=== Written problem ===
Copy out each line of the material below with no changes.

(Saved entries)
-- BEGIN --

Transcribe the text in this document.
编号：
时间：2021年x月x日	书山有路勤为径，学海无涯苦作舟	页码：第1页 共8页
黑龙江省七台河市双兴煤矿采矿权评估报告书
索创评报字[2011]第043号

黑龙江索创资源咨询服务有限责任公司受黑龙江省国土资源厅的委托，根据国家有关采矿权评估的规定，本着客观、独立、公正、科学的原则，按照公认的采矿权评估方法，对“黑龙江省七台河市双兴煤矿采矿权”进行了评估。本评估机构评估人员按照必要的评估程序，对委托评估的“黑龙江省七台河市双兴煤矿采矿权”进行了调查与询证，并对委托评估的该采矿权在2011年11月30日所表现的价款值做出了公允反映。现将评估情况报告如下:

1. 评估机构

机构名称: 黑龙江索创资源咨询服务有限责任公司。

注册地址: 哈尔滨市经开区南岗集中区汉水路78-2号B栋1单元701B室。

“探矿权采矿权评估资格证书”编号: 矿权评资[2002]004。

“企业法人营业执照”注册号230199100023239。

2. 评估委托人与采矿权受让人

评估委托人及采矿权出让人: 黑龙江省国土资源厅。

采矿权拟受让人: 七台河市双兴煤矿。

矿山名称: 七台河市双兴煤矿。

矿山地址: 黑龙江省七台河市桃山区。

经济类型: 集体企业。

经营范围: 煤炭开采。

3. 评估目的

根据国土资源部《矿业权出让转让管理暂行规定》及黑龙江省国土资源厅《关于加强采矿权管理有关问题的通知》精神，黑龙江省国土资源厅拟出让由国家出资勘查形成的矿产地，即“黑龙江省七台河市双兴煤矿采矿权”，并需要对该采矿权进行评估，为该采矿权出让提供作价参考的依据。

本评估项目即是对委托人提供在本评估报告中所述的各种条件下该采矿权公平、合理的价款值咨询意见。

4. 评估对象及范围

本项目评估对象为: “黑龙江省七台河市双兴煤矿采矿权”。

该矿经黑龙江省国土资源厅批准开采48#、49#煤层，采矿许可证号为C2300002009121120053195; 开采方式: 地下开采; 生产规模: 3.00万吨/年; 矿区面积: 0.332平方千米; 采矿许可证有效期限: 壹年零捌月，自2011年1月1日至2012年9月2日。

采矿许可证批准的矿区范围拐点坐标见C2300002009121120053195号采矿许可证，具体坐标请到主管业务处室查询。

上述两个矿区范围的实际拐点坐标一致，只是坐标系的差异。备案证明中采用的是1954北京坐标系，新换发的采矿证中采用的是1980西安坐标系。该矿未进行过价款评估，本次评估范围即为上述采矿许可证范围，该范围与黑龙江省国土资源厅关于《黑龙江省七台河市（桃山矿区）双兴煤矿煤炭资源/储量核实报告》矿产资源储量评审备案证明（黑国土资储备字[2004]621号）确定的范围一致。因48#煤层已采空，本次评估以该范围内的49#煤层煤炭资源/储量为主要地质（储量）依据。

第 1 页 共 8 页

-- END --

=== Output for this exercise ===
Transcribe the text in this document.
编号：
时间：2021年x月x日	书山有路勤为径，学海无涯苦作舟	页码：第1页 共8页
黑龙江省七台河市双兴煤矿采矿权评估报告书
索创评报字[2011]第043号

黑龙江索创资源咨询服务有限责任公司受黑龙江省国土资源厅的委托，根据国家有关采矿权评估的规定，本着客观、独立、公正、科学的原则，按照公认的采矿权评估方法，对“黑龙江省七台河市双兴煤矿采矿权”进行了评估。本评估机构评估人员按照必要的评估程序，对委托评估的“黑龙江省七台河市双兴煤矿采矿权”进行了调查与询证，并对委托评估的该采矿权在2011年11月30日所表现的价款值做出了公允反映。现将评估情况报告如下:

1. 评估机构

机构名称: 黑龙江索创资源咨询服务有限责任公司。

注册地址: 哈尔滨市经开区南岗集中区汉水路78-2号B栋1单元701B室。

“探矿权采矿权评估资格证书”编号: 矿权评资[2002]004。

“企业法人营业执照”注册号230199100023239。

2. 评估委托人与采矿权受让人

评估委托人及采矿权出让人: 黑龙江省国土资源厅。

采矿权拟受让人: 七台河市双兴煤矿。

矿山名称: 七台河市双兴煤矿。

矿山地址: 黑龙江省七台河市桃山区。

经济类型: 集体企业。

经营范围: 煤炭开采。

3. 评估目的

根据国土资源部《矿业权出让转让管理暂行规定》及黑龙江省国土资源厅《关于加强采矿权管理有关问题的通知》精神，黑龙江省国土资源厅拟出让由国家出资勘查形成的矿产地，即“黑龙江省七台河市双兴煤矿采矿权”，并需要对该采矿权进行评估，为该采矿权出让提供作价参考的依据。

本评估项目即是对委托人提供在本评估报告中所述的各种条件下该采矿权公平、合理的价款值咨询意见。

4. 评估对象及范围

本项目评估对象为: “黑龙江省七台河市双兴煤矿采矿权”。

该矿经黑龙江省国土资源厅批准开采48#、49#煤层，采矿许可证号为C2300002009121120053195; 开采方式: 地下开采; 生产规模: 3.00万吨/年; 矿区面积: 0.332平方千米; 采矿许可证有效期限: 壹年零捌月，自2011年1月1日至2012年9月2日。

采矿许可证批准的矿区范围拐点坐标见C2300002009121120053195号采矿许可证，具体坐标请到主管业务处室查询。

上述两个矿区范围的实际拐点坐标一致，只是坐标系的差异。备案证明中采用的是1954北京坐标系，新换发的采矿证中采用的是1980西安坐标系。该矿未进行过价款评估，本次评估范围即为上述采矿许可证范围，该范围与黑龙江省国土资源厅关于《黑龙江省七台河市（桃山矿区）双兴煤矿煤炭资源/储量核实报告》矿产资源储量评审备案证明（黑国土资储备字[2004]621号）确定的范围一致。因48#煤层已采空，本次评估以该范围内的49#煤层煤炭资源/储量为主要地质（储量）依据。

第 1 页 共 8 页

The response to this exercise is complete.